• [TASK INSTRUCTIONS]:
**A)** Translate this sentence from the Spider Baby review into Spanish: "Jill Banner was only 17 when she took on the titular role of the spider-obsessed Virginia."
**B)** According to the Spider Baby review, who designed the Sleeping Beauty castle at the center of Disneyland?
**C)** Write a continuation of the Spider Baby review, starting right after its final sentence.

• [SELECTED EXTRACT]:
★ ★ ★ ★

The Glory That Is Spider Baby
Jack Hill's third film is better than it has any right to be, and hints to the classics to come.
“They’re not ordinary children.”
1967’s Spider Baby, or The Maddest Story Ever Told is a black and white super low budget horror comedy. Spider Baby is not one of those “so bad it’s good” films, like Glen Or Glenda or Dracula Vs. Frankenstein. To be sure, it’s insane. And it does have to be seen to be believed. But it’s better than you think. It’s technically solid, the performances are great and the whole endeavor turns out to be weird in a way that somehow holds together. This is most probably due to the surprising pedigree of its writer/director and stars.
Spider Baby tells the story of the Merrye children. I say children and not family because the parents are gone. The Merrye children, played by Jill Banner, Beverly Washburn and a very young Sid Haig, appear to be in their late teens, but possess the mentality of five or six-year-olds. Well, five or six-year-old homicidal cannibals. You get it. They are cared for by the family’s chauffeur, played by horror film titan Lon Chaney Jr. Chaney and the “children” are visited by two distant relatives, Uncle Peter and Aunt Emily, along with their lawyer and his secretary. Peter and Emily are here to see that the children, who are obviously developmentally disabled, are placed in an institution where they can get proper care.
This proposal goes over poorly. And things go downhill from there. For everyone.
Spider Baby was the third feature from Jack Hill. Jack Hill has a hell of a resume. His father Roland was the architect who designed Sleeping Beauty’s castle that sits at the center of Disneyland. He was a musician who played in the symphony orchestra that recorded the soundtrack for Dr. Zhivago. For extra money, he arranged music for burlesque performers and through that world became an acquaintance of Lenny Bruce. He attended UCLA film school and befriended Francis Ford Coppola, who he would follow over to American International Pictures. There, he would work for Roger Corman. Hill shot extra footage to pad out Corman’s The Terror, a film that starred Boris Karloff and a young Jack Nicholson. His first full length directorial effort was called Blood Bath. His second was something called Mondo Keyhole (you tell me).
Then came Spider Baby. Spider Baby is cheap, trashy, exploitative and off the rails nuts It’s also very good. Jill Banner was only 17 when she took on the titular role of the spider-obsessed Virginia. Banner underplays her character’s murderous psychosis, never losing the charm and innocence of Virginia’s psychological regression. “Don’t go anywhere, bug,” she casually quips to her tied-to-a-chair-and-about-to-be-killed uncle.
Lon Chaney Jr and Jill Banner in Spider Baby
The great Sid Haig gives a basically silent performance as Ralph. Part Harpo Marx, part Schlitzie, Haig made his screen debut in Hill’s student film The Host. Known to modern audiences as Capt. Spaulding in Rob Zombie’s House Of A Thousand Corpses and its sequel, The Devil’s Rejects, Haig’s filmography begins in 1962 and he seems to have worked nonstop until his death on 2019.

★ ★ ★ ★

(Layout element entries)

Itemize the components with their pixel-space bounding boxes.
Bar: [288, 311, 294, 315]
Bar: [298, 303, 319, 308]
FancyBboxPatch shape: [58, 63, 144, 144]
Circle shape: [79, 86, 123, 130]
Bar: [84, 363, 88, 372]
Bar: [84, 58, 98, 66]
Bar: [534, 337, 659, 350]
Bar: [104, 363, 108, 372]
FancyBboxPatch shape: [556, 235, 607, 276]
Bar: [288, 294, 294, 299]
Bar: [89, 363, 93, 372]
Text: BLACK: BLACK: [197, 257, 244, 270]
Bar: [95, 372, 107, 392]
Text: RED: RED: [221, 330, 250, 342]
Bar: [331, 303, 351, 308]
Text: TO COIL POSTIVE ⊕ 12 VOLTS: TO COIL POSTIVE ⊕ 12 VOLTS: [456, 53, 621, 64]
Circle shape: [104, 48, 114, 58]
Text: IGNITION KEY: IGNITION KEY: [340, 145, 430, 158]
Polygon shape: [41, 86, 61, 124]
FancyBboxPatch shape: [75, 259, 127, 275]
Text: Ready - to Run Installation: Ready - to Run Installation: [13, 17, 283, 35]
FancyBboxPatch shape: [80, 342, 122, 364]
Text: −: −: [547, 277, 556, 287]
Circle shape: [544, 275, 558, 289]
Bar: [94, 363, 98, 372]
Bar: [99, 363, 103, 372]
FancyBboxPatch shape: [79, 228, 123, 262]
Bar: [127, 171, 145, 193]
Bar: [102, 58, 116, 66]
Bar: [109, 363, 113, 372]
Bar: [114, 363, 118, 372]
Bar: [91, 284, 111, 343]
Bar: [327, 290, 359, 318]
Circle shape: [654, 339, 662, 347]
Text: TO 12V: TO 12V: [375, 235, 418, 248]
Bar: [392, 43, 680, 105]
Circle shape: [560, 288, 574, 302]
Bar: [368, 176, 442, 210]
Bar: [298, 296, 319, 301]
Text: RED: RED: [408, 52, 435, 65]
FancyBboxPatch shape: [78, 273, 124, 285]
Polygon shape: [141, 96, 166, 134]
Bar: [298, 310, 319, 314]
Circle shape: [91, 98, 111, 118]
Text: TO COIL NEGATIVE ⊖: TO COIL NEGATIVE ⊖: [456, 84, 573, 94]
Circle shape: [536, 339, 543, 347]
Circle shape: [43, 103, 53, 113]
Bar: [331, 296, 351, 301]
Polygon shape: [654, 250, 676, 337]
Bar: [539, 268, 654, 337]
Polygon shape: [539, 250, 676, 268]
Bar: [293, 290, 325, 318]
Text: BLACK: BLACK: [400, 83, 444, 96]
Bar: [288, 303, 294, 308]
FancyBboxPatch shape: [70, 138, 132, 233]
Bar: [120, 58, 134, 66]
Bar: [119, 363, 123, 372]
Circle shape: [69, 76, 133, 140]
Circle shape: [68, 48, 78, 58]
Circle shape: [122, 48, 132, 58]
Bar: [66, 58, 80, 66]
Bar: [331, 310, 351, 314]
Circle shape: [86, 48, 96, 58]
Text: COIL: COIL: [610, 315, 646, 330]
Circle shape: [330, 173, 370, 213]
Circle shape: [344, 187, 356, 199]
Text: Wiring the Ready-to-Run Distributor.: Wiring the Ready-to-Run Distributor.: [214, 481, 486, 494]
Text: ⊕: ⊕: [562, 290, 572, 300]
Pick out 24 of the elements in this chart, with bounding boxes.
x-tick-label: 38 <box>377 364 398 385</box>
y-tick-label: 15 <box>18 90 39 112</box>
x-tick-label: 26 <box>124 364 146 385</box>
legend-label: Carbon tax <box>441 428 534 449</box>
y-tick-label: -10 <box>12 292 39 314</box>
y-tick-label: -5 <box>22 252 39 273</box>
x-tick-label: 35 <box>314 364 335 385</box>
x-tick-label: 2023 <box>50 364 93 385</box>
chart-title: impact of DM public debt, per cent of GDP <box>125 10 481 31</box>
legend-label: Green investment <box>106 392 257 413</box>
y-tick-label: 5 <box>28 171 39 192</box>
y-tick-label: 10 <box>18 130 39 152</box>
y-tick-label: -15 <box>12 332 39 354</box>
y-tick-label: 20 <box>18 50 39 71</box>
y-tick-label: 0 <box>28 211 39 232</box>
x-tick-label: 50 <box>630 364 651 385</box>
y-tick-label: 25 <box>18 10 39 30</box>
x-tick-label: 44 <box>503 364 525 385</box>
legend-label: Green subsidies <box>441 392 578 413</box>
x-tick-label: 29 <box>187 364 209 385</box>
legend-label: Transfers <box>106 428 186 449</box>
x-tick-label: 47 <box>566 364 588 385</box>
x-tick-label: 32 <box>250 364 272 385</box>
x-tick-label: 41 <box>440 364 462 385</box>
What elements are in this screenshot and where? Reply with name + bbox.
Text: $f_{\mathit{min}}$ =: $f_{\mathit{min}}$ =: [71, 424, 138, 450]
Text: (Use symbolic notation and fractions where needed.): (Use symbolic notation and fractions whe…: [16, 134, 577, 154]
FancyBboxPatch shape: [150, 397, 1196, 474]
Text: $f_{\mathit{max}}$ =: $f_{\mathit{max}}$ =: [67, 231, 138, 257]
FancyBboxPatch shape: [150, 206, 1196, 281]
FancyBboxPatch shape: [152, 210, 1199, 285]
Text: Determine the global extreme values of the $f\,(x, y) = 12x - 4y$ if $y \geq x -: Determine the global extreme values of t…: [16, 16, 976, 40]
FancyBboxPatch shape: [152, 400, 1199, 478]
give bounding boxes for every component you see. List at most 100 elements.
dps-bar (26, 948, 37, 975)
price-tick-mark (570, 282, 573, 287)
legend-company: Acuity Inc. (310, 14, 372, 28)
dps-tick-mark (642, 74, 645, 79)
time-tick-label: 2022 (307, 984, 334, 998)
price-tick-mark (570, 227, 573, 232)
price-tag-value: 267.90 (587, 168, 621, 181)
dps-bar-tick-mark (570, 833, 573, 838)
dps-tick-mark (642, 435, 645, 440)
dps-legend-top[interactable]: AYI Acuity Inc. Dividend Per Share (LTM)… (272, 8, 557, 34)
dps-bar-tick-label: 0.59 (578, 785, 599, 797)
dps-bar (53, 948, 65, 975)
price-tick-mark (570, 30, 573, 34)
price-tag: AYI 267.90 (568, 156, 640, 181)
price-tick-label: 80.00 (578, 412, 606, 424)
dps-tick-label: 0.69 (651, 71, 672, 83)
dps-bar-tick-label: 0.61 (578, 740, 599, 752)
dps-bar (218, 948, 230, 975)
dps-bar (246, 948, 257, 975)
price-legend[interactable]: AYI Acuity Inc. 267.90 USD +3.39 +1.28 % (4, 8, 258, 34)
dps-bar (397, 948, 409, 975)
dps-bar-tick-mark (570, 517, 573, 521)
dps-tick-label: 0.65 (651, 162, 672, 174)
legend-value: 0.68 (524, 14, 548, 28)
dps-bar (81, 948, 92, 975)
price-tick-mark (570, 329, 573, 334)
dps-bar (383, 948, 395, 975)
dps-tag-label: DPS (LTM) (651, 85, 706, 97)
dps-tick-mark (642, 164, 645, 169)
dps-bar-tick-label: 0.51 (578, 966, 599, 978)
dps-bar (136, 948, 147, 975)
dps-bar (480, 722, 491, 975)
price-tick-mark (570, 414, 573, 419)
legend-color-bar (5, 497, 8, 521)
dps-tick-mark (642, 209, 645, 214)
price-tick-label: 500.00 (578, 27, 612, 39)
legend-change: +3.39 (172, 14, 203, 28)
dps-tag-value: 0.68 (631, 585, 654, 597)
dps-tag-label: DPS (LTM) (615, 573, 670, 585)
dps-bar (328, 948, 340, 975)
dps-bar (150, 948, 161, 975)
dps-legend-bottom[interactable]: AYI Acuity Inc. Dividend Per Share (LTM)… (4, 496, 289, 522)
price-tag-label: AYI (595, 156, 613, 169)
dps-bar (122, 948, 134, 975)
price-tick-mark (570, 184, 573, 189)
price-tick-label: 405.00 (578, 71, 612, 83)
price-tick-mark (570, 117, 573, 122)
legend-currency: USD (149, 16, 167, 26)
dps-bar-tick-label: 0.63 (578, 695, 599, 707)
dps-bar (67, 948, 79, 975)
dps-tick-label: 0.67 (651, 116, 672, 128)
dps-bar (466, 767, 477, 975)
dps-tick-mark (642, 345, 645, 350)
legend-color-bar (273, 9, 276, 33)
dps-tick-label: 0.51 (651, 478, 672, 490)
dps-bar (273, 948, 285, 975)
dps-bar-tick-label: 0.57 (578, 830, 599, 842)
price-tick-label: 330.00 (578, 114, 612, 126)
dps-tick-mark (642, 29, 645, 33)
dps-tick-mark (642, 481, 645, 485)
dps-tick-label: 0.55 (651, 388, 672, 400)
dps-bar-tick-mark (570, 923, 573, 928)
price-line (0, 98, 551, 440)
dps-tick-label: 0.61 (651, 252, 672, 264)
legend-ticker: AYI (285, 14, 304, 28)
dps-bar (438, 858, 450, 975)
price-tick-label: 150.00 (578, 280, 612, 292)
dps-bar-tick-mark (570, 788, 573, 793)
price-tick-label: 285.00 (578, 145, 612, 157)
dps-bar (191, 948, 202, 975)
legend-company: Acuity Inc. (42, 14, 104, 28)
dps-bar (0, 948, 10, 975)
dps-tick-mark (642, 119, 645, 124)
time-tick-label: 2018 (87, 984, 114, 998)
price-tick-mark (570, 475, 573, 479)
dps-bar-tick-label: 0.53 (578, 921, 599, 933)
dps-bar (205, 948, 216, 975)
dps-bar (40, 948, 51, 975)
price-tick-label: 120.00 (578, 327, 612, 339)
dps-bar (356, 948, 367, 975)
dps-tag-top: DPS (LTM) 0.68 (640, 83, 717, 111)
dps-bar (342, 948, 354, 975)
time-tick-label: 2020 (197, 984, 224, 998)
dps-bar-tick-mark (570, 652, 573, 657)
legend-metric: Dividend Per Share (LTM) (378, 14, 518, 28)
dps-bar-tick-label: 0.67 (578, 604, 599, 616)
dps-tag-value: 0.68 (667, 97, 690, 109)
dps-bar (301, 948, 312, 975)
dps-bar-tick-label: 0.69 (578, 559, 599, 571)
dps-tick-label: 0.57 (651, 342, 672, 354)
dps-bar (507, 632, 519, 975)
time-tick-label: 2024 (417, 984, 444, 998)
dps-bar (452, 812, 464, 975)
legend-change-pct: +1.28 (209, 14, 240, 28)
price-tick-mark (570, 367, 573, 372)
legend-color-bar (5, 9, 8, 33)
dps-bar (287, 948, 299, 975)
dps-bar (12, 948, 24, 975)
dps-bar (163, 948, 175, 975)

★ ★ ★ ★

• [ANSWERS TO THE TASKS]:
**A)** Jill Banner tenía solo 17 años cuando asumió el papel principal de Virginia, la joven obsesionada con las arañas.

**B)** Jack Hill's father, Roland, designed it.

**C)**
The heart and soul of Spider Baby belongs to Lon Chaney Jr. The horror legend has more than his share of over-the-top performances and questionable choices in his late period career, but he is in fine form in Spider Baby. The three children, spiritual descendants of Lenny from Of Mice And Men, the role that put him on the map, bring forth a well of emotion in the aging star. He is warm, cautious, subtle, caring, and seems all too aware that he is enabling horrors, but is helpless to stop. Sid Haig recounts the crew giving him a standing ovation after one monologue.
Spider Baby didn’t make much of an impact upon its release. It “premiered” at a drive-in in Fremont, Ohio on a triple bill with The Wizard Of Mars and Frankenstein Conquers The World. It did not die, however, and gained notoriety as a horror comedy classic. Today, on Rotten Tomatoes, it holds a rating of 94% fresh.
In an article about Hill posted on ArrowFilms.com by Beatrice Loayza called The Power Of The Collective: The Films Of Jack Hill, Hill is quoted as saying. “I feel quite fortunate that I worked in the low-budget sector because it meant I did not have to deal with committees who wanted to impose their ideas and prejudices on my material. I had a free hand – much more so than I would have had if I was working for the studios. As long as you put the elements in there that producers like [Roger] Corman knew they could sell, such as sex and violence, you could raise the picture a little bit higher than they expected and give the audience something intelligent to chew on.”
Hill followed Spider Baby with a women-in-prison melodrama called The Big Doll House. He would cast a newcomer named Pam Grier in the film, and together, they would form a professional partnership that lead to The Big Bird Cage, and then the classic one-two punch of Coffy and Foxy Brown.
Next...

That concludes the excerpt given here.